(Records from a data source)
■ ■ ■ ■ ■
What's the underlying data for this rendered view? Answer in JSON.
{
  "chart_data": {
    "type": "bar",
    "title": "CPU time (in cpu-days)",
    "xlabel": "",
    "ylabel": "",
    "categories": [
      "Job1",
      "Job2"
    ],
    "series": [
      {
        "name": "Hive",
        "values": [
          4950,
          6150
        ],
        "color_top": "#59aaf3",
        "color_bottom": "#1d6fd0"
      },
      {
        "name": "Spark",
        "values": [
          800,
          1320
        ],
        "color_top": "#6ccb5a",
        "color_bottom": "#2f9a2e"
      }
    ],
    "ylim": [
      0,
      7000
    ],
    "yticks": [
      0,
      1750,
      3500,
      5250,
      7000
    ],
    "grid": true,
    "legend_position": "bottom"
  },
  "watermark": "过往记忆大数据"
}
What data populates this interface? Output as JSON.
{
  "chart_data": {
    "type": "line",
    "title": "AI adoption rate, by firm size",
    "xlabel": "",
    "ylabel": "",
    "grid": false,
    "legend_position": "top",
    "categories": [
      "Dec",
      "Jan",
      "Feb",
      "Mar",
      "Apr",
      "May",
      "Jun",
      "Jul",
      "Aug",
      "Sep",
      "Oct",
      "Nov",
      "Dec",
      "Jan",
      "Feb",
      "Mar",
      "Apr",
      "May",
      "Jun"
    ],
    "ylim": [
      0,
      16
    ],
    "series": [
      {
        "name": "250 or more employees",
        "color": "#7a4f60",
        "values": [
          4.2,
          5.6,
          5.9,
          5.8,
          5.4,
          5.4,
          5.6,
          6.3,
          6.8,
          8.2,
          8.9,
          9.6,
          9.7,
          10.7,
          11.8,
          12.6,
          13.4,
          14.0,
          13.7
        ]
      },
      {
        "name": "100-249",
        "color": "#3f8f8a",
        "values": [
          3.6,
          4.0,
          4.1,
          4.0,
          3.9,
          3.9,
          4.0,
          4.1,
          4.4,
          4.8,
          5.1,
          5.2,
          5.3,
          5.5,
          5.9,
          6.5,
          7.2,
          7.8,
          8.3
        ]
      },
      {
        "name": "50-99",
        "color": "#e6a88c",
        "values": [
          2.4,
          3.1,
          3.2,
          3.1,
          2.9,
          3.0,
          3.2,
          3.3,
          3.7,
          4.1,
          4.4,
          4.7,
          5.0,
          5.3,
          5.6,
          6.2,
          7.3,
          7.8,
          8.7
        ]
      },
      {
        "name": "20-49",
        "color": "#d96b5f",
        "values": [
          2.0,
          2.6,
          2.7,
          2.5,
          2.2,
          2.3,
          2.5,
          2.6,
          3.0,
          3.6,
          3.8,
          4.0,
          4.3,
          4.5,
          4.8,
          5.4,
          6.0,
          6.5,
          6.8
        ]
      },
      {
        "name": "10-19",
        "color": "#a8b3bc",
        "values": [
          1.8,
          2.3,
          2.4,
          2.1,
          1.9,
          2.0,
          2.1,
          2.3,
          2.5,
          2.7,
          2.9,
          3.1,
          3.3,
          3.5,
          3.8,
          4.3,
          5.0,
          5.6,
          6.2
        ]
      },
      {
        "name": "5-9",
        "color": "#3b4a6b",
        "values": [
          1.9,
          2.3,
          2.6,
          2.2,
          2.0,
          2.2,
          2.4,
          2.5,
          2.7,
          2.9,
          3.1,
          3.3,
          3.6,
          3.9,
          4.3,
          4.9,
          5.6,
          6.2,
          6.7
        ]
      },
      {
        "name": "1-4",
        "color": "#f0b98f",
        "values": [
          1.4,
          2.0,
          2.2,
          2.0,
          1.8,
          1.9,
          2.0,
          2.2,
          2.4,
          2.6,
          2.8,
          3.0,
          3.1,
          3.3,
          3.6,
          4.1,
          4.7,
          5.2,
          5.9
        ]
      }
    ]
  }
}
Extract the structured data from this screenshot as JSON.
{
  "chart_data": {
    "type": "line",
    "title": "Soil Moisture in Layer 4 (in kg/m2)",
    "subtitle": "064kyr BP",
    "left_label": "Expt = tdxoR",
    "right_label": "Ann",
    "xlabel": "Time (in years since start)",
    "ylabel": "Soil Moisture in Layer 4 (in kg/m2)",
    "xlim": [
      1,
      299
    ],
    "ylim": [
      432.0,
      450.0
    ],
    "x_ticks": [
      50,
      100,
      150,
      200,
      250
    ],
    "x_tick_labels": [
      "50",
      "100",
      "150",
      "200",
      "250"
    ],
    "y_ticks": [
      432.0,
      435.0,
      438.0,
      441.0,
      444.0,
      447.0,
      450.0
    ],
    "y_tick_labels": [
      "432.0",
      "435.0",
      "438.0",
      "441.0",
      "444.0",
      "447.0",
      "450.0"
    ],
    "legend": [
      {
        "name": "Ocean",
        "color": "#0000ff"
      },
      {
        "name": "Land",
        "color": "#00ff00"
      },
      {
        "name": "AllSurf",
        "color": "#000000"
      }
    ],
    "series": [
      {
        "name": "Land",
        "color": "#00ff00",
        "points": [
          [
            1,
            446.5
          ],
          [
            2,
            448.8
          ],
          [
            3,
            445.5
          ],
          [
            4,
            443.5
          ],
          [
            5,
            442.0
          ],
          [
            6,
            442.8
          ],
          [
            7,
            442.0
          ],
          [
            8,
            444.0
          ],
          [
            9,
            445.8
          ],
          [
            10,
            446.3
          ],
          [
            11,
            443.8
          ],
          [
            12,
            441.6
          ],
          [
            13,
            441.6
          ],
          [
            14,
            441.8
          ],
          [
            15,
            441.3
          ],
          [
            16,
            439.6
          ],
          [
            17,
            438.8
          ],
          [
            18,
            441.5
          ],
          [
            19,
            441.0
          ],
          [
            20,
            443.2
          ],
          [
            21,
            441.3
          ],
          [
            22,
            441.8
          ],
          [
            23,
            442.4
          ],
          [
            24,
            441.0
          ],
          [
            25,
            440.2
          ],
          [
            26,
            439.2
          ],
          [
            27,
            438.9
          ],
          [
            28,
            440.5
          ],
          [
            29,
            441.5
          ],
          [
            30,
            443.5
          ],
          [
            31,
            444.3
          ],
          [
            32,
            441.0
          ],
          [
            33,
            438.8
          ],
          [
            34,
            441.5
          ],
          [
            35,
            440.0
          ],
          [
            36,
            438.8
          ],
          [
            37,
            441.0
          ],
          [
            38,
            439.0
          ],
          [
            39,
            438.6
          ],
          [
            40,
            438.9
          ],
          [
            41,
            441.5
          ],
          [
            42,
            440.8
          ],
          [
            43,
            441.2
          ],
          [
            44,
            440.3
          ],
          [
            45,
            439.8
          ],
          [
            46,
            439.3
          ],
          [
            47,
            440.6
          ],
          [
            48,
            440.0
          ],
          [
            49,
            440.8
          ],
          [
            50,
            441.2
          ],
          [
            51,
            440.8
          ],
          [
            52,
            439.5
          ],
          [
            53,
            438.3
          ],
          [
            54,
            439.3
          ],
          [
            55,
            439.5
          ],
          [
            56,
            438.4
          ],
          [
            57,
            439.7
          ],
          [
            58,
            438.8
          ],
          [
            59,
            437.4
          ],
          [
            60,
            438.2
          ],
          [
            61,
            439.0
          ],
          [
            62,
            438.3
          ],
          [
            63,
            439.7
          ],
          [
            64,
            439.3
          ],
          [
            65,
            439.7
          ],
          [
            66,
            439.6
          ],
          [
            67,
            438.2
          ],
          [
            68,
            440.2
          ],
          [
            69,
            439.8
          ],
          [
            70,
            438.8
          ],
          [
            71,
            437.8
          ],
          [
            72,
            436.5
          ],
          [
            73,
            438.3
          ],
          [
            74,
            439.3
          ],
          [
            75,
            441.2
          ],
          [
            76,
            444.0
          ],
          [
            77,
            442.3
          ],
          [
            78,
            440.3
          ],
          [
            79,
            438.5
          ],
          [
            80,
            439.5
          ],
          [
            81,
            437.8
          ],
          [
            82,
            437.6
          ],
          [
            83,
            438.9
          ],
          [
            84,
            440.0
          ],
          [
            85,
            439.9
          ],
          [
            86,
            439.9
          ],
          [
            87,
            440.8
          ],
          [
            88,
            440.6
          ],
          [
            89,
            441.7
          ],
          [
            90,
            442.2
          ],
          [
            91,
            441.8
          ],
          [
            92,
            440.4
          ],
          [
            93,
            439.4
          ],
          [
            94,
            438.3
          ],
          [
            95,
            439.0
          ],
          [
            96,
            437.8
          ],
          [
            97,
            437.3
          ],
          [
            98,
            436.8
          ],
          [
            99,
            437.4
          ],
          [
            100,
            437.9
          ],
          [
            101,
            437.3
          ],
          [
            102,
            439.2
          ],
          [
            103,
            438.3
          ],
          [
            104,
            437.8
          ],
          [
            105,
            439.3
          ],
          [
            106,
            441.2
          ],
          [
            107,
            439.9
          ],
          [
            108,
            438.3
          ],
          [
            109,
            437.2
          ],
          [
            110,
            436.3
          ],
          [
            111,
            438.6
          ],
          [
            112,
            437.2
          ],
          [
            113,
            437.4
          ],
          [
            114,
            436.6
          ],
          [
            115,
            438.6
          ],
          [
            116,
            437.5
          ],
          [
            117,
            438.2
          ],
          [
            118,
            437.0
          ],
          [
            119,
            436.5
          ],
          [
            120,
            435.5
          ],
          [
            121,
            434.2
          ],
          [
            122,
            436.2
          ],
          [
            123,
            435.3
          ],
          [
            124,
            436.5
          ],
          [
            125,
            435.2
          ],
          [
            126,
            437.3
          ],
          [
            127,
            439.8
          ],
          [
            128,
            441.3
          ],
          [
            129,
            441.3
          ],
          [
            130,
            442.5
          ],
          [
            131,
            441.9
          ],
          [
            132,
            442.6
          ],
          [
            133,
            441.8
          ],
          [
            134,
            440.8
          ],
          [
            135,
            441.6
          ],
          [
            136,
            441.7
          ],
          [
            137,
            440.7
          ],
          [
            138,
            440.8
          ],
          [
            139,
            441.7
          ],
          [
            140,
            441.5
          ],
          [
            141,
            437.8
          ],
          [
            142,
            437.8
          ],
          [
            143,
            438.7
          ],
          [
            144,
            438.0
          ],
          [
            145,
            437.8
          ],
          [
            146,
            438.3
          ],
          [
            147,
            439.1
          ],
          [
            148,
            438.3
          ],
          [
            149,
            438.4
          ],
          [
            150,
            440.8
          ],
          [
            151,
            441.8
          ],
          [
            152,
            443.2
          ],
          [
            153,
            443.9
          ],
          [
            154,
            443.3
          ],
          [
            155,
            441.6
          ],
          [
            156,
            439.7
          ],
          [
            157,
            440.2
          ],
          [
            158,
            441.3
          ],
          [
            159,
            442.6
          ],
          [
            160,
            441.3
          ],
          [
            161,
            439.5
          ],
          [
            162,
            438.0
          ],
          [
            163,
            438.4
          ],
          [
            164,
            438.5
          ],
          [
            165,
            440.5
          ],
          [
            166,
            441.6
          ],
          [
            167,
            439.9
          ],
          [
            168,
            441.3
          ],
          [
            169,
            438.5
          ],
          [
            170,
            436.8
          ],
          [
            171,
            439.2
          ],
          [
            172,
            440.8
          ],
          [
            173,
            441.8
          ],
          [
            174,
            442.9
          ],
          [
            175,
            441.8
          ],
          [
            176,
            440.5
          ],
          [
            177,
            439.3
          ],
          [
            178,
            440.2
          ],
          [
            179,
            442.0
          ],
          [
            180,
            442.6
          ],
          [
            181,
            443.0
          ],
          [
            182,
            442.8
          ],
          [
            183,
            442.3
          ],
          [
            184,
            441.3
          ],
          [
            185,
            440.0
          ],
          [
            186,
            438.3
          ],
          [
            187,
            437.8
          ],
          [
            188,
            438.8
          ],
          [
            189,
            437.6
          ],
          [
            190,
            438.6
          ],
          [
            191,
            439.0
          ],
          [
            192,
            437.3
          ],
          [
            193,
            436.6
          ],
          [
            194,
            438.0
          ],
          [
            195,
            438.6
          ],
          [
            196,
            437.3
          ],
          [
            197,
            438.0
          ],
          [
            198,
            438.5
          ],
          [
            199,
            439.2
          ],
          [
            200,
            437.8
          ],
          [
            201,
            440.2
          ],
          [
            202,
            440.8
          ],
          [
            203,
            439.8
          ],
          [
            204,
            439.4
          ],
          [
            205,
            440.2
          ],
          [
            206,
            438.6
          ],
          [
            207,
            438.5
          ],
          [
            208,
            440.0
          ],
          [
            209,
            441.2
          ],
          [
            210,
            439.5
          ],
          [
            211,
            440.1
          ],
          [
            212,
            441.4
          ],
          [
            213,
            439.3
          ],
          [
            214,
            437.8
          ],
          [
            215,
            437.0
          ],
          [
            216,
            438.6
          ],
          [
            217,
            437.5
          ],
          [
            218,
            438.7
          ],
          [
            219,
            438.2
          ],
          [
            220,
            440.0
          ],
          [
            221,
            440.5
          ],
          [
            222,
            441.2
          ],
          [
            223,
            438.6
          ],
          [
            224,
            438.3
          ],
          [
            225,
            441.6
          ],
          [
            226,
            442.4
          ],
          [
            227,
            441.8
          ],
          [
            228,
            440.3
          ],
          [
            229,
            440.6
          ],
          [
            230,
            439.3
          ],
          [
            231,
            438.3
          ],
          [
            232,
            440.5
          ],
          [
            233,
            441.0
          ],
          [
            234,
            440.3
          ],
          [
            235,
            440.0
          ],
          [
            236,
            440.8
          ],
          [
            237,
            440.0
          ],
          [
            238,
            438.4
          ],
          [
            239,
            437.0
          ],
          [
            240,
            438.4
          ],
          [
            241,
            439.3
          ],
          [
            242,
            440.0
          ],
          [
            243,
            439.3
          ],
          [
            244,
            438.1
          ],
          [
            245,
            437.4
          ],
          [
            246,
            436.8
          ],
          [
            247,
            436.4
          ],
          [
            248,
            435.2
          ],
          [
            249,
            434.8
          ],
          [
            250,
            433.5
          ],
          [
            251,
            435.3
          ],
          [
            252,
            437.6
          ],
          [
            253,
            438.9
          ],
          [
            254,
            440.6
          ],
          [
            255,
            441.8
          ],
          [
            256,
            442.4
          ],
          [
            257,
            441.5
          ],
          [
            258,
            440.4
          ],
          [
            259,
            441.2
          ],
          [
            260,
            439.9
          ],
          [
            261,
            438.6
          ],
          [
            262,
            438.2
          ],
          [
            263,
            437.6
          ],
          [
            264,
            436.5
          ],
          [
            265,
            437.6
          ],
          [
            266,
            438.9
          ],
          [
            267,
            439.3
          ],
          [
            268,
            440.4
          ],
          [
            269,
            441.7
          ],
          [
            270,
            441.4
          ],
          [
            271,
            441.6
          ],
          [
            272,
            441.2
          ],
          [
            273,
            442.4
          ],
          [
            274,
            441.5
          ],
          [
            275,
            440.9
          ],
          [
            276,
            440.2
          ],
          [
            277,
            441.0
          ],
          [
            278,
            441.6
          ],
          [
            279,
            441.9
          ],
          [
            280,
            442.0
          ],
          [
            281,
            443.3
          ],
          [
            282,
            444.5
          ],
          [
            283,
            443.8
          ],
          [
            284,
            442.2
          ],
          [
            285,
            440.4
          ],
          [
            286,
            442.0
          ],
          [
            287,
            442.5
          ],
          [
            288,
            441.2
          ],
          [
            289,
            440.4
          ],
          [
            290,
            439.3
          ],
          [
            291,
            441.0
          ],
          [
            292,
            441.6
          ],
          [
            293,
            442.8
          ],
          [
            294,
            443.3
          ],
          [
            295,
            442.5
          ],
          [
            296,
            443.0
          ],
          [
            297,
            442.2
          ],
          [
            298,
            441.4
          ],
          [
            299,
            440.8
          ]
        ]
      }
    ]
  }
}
■ ■ ■ ■ ■
- _AIM OF THE EXERCISE_
State the number of lines in the records that contain the string "this", and nothing more.

- _WRITTEN RESPONSE_
3